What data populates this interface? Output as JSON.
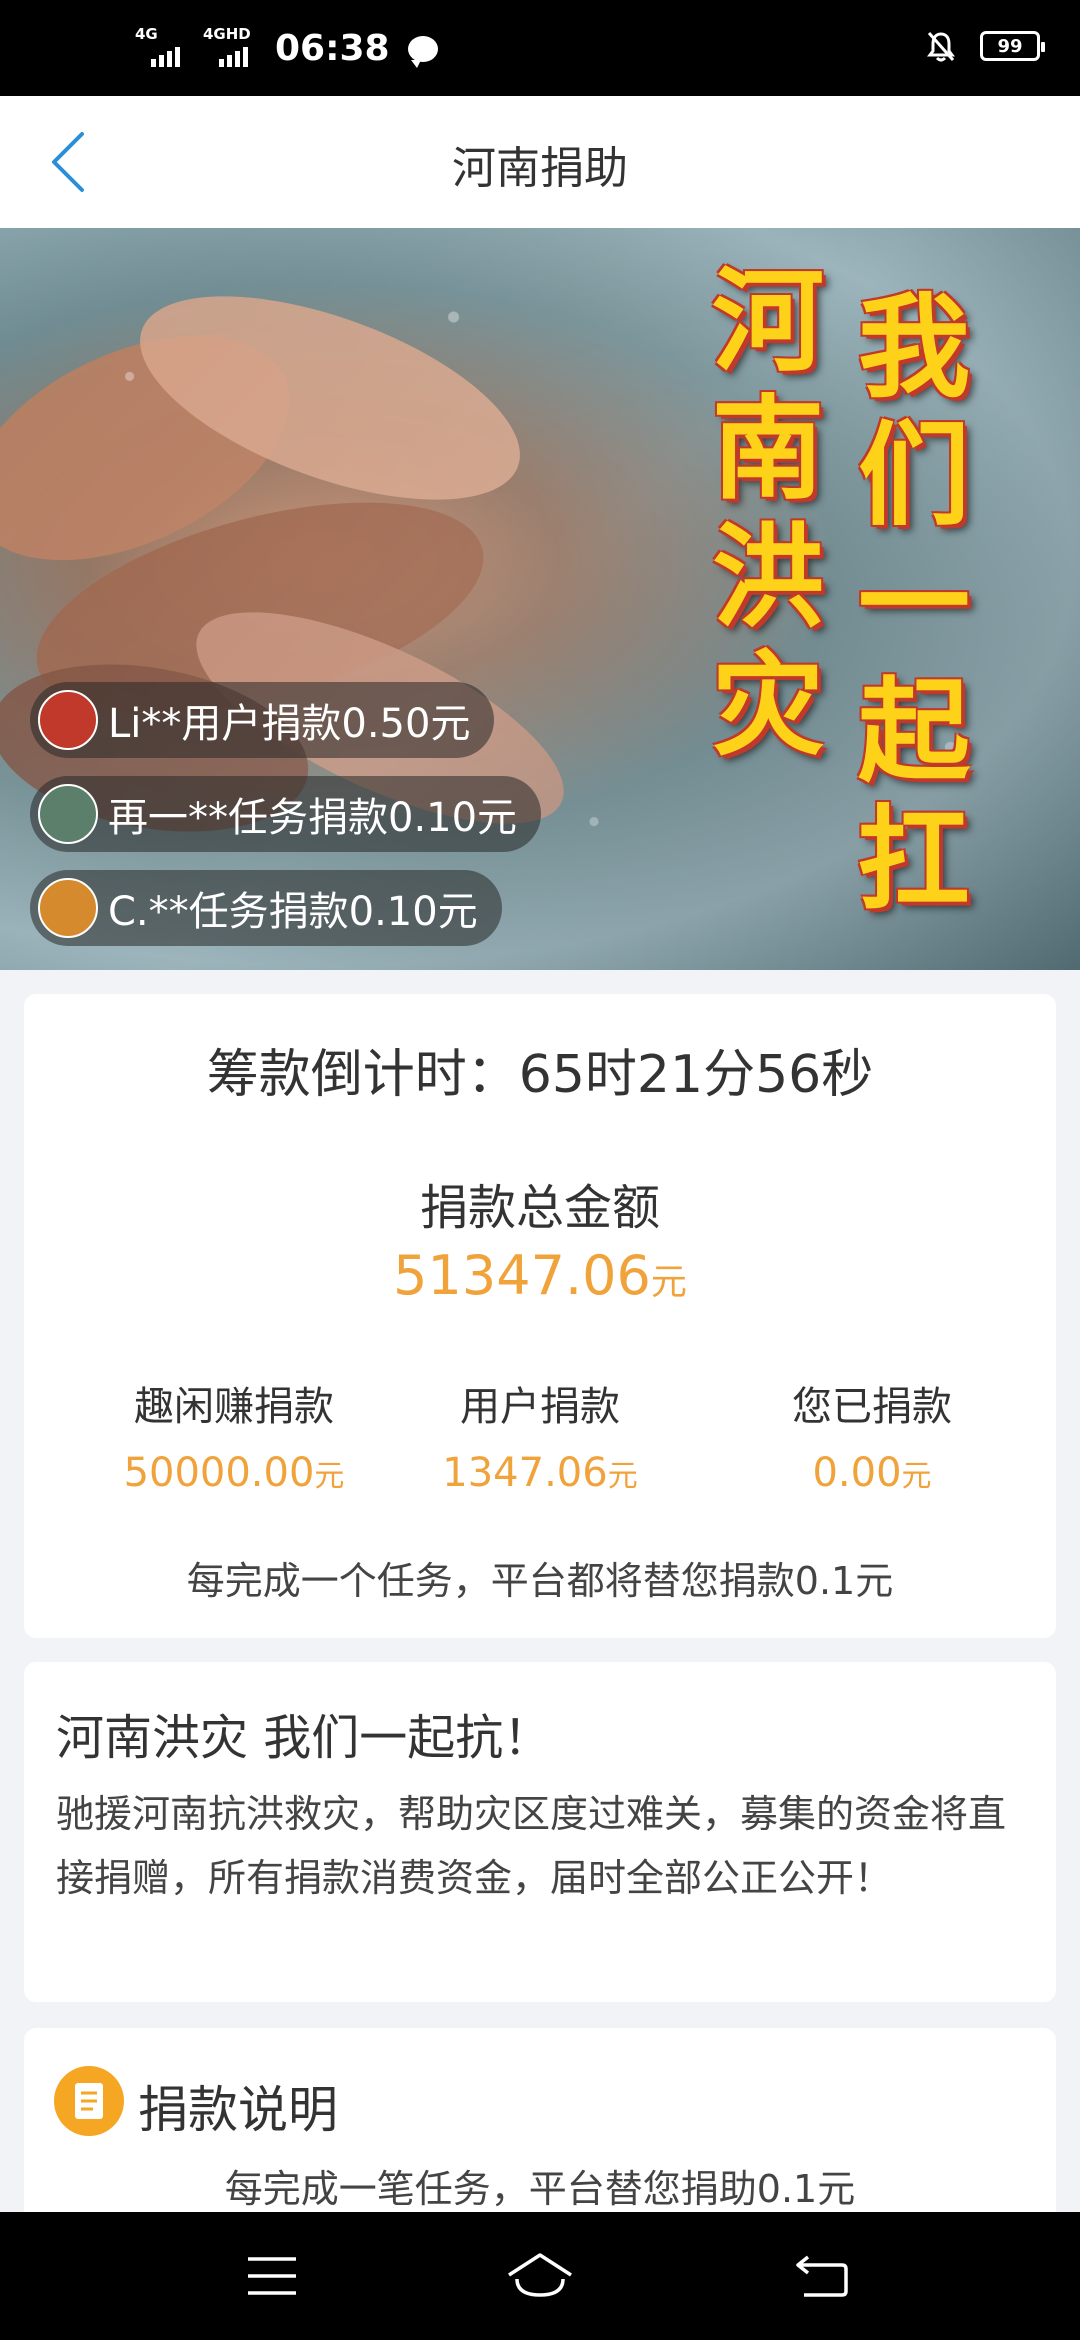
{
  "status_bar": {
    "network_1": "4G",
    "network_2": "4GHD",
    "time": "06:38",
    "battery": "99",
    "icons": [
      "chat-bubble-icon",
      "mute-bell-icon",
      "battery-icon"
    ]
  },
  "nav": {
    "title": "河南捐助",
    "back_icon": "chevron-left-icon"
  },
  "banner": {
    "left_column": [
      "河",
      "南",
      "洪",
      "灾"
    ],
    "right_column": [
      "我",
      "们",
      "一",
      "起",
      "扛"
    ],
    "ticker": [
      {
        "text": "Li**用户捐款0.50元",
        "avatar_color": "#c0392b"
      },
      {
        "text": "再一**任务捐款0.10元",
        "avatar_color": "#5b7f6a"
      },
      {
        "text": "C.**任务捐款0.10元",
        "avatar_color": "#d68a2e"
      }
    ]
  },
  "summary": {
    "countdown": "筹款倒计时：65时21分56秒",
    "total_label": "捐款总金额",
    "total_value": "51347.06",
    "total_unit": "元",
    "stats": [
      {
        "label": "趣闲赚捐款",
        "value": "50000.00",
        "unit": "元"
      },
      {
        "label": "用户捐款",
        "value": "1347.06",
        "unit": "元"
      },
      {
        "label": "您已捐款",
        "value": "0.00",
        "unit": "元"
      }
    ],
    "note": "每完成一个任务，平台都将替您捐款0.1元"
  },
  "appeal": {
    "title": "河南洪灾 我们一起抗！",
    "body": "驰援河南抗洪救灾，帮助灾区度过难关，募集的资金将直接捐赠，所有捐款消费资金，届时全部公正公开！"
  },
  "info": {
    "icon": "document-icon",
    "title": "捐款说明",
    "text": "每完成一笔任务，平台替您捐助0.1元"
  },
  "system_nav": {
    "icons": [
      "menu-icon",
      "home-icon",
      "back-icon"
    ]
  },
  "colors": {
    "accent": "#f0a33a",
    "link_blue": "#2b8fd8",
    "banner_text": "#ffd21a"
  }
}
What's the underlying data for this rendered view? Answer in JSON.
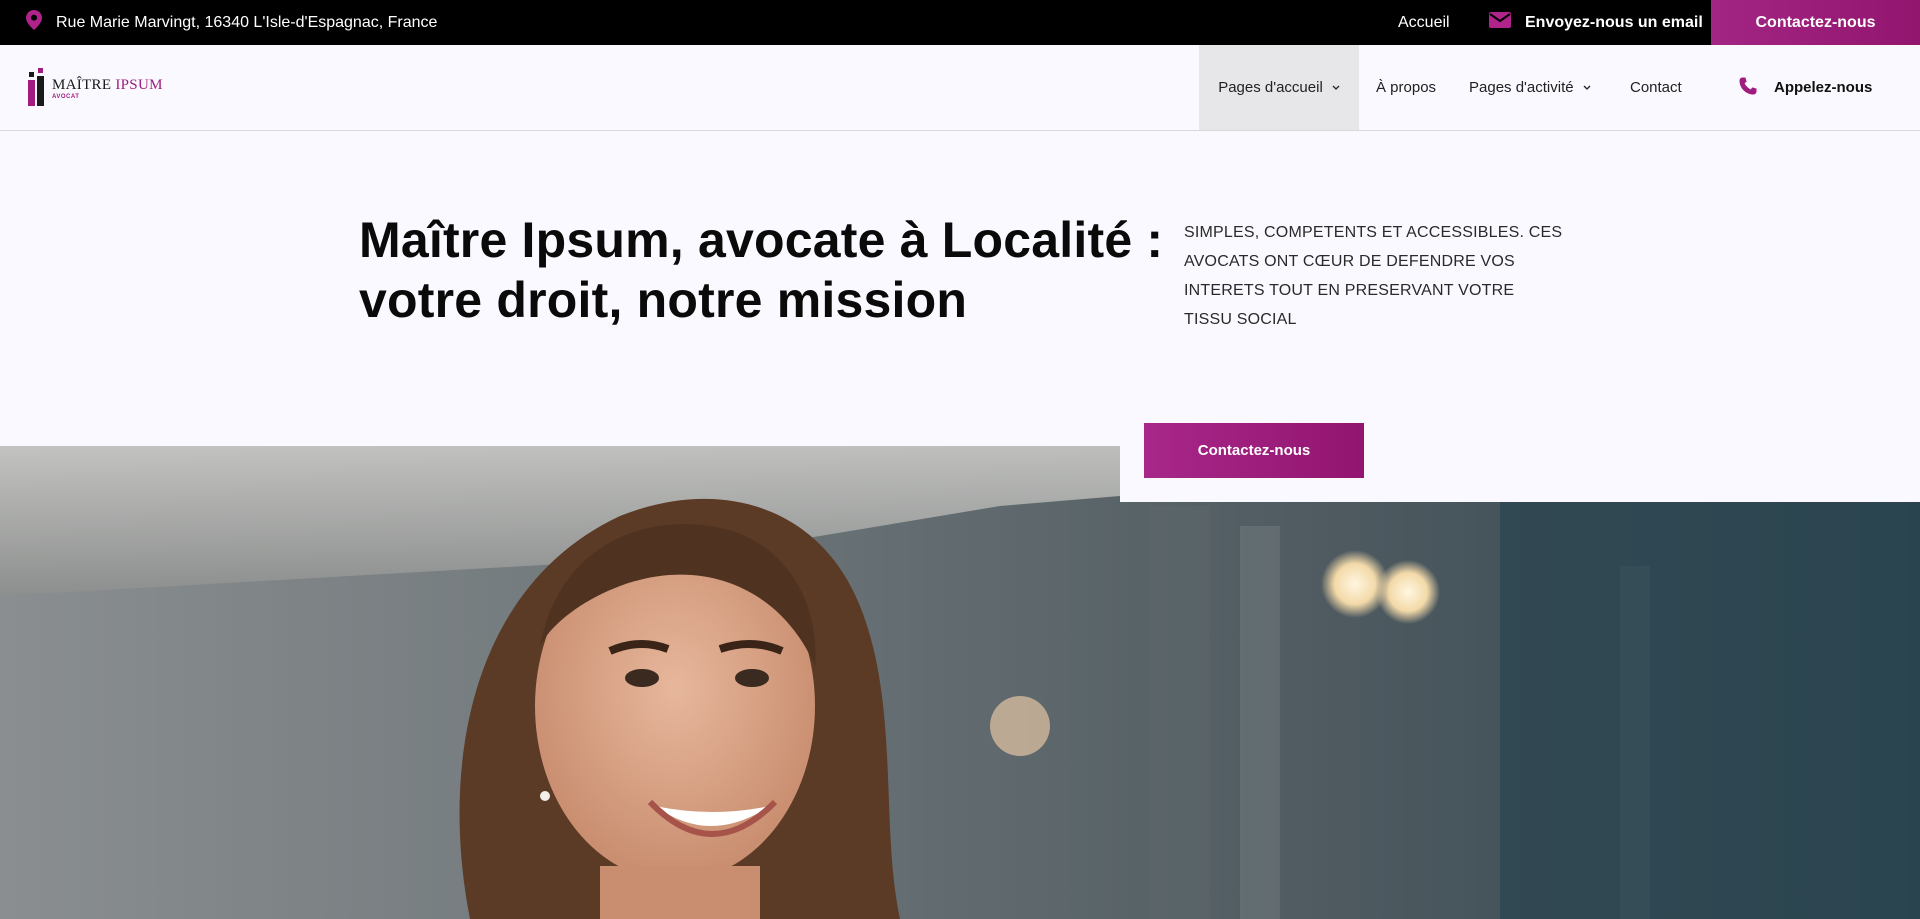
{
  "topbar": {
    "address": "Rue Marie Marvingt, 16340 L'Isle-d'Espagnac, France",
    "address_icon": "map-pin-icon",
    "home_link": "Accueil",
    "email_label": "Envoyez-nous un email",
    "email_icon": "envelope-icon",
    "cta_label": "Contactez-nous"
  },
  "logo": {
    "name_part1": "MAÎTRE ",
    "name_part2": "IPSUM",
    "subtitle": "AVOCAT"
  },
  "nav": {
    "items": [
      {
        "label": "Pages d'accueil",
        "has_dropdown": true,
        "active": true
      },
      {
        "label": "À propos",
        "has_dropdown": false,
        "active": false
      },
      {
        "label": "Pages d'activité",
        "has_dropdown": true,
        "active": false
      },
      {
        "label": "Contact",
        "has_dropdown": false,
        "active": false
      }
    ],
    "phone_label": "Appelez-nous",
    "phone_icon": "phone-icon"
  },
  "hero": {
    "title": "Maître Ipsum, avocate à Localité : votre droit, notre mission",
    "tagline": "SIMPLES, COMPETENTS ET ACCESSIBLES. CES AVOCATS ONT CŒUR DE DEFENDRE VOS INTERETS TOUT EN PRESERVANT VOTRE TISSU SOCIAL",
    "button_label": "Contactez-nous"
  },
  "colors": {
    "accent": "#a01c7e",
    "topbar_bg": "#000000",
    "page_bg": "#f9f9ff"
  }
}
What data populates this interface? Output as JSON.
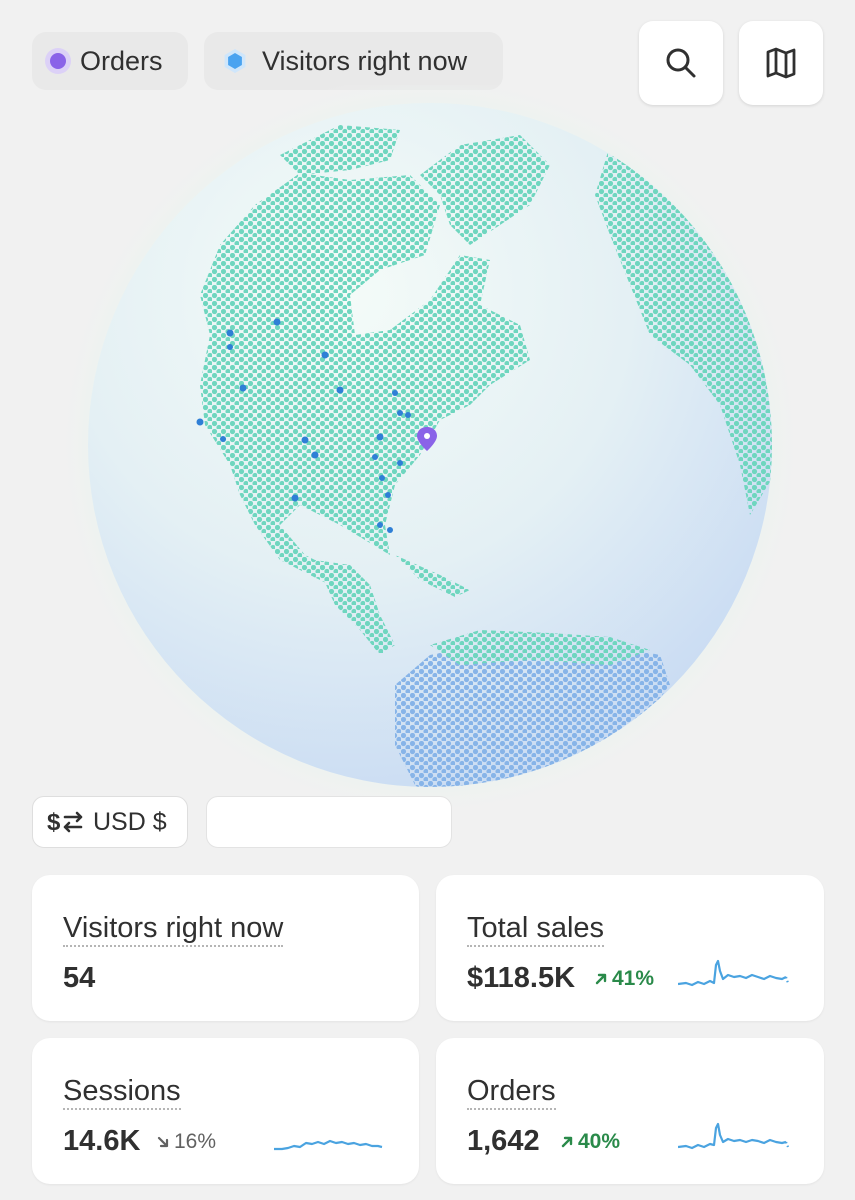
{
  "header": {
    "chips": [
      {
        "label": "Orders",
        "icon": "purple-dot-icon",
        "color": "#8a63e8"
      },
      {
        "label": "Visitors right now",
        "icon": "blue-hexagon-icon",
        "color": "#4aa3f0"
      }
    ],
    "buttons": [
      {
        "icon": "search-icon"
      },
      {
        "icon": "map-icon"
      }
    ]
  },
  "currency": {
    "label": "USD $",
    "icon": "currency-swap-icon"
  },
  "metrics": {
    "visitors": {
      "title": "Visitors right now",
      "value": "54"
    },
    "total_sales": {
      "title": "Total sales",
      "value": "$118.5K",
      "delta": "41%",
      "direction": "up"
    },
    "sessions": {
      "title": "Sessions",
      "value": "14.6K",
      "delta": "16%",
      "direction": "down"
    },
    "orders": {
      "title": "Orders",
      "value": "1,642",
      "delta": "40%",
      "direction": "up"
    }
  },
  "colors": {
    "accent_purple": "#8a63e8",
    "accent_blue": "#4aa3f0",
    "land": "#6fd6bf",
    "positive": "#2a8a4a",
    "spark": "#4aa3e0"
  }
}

* [WHAT TO WORK ON]: Return each line from the material above exactly, but not the pictures.

* [TASK ANSWER]:
What data populates this interface? Output as JSON.
{
  "status_bar": {
    "network_1": "4G",
    "network_2": "4GHD",
    "time": "06:38",
    "battery": "99",
    "icons": [
      "chat-bubble-icon",
      "mute-bell-icon",
      "battery-icon"
    ]
  },
  "nav": {
    "title": "河南捐助",
    "back_icon": "chevron-left-icon"
  },
  "banner": {
    "left_column": [
      "河",
      "南",
      "洪",
      "灾"
    ],
    "right_column": [
      "我",
      "们",
      "一",
      "起",
      "扛"
    ],
    "ticker": [
      {
        "text": "Li**用户捐款0.50元",
        "avatar_color": "#c0392b"
      },
      {
        "text": "再一**任务捐款0.10元",
        "avatar_color": "#5b7f6a"
      },
      {
        "text": "C.**任务捐款0.10元",
        "avatar_color": "#d68a2e"
      }
    ]
  },
  "summary": {
    "countdown": "筹款倒计时：65时21分56秒",
    "total_label": "捐款总金额",
    "total_value": "51347.06",
    "total_unit": "元",
    "stats": [
      {
        "label": "趣闲赚捐款",
        "value": "50000.00",
        "unit": "元"
      },
      {
        "label": "用户捐款",
        "value": "1347.06",
        "unit": "元"
      },
      {
        "label": "您已捐款",
        "value": "0.00",
        "unit": "元"
      }
    ],
    "note": "每完成一个任务，平台都将替您捐款0.1元"
  },
  "appeal": {
    "title": "河南洪灾 我们一起抗！",
    "body": "驰援河南抗洪救灾，帮助灾区度过难关，募集的资金将直接捐赠，所有捐款消费资金，届时全部公正公开！"
  },
  "info": {
    "icon": "document-icon",
    "title": "捐款说明",
    "text": "每完成一笔任务，平台替您捐助0.1元"
  },
  "system_nav": {
    "icons": [
      "menu-icon",
      "home-icon",
      "back-icon"
    ]
  },
  "colors": {
    "accent": "#f0a33a",
    "link_blue": "#2b8fd8",
    "banner_text": "#ffd21a"
  }
}
What's the underlying data for this rendered view? Answer in JSON.
{
  "topbar": {
    "address": "Rue Marie Marvingt, 16340 L'Isle-d'Espagnac, France",
    "address_icon": "map-pin-icon",
    "home_link": "Accueil",
    "email_label": "Envoyez-nous un email",
    "email_icon": "envelope-icon",
    "cta_label": "Contactez-nous"
  },
  "logo": {
    "name_part1": "MAÎTRE ",
    "name_part2": "IPSUM",
    "subtitle": "AVOCAT"
  },
  "nav": {
    "items": [
      {
        "label": "Pages d'accueil",
        "has_dropdown": true,
        "active": true
      },
      {
        "label": "À propos",
        "has_dropdown": false,
        "active": false
      },
      {
        "label": "Pages d'activité",
        "has_dropdown": true,
        "active": false
      },
      {
        "label": "Contact",
        "has_dropdown": false,
        "active": false
      }
    ],
    "phone_label": "Appelez-nous",
    "phone_icon": "phone-icon"
  },
  "hero": {
    "title": "Maître Ipsum, avocate à Localité : votre droit, notre mission",
    "tagline": "SIMPLES, COMPETENTS ET ACCESSIBLES. CES AVOCATS ONT CŒUR DE DEFENDRE VOS INTERETS TOUT EN PRESERVANT VOTRE TISSU SOCIAL",
    "button_label": "Contactez-nous"
  },
  "colors": {
    "accent": "#a01c7e",
    "topbar_bg": "#000000",
    "page_bg": "#f9f9ff"
  }
}
What data populates this interface? Output as JSON.
{
  "header": {
    "chips": [
      {
        "label": "Orders",
        "icon": "purple-dot-icon",
        "color": "#8a63e8"
      },
      {
        "label": "Visitors right now",
        "icon": "blue-hexagon-icon",
        "color": "#4aa3f0"
      }
    ],
    "buttons": [
      {
        "icon": "search-icon"
      },
      {
        "icon": "map-icon"
      }
    ]
  },
  "currency": {
    "label": "USD $",
    "icon": "currency-swap-icon"
  },
  "metrics": {
    "visitors": {
      "title": "Visitors right now",
      "value": "54"
    },
    "total_sales": {
      "title": "Total sales",
      "value": "$118.5K",
      "delta": "41%",
      "direction": "up"
    },
    "sessions": {
      "title": "Sessions",
      "value": "14.6K",
      "delta": "16%",
      "direction": "down"
    },
    "orders": {
      "title": "Orders",
      "value": "1,642",
      "delta": "40%",
      "direction": "up"
    }
  },
  "colors": {
    "accent_purple": "#8a63e8",
    "accent_blue": "#4aa3f0",
    "land": "#6fd6bf",
    "positive": "#2a8a4a",
    "spark": "#4aa3e0"
  }
}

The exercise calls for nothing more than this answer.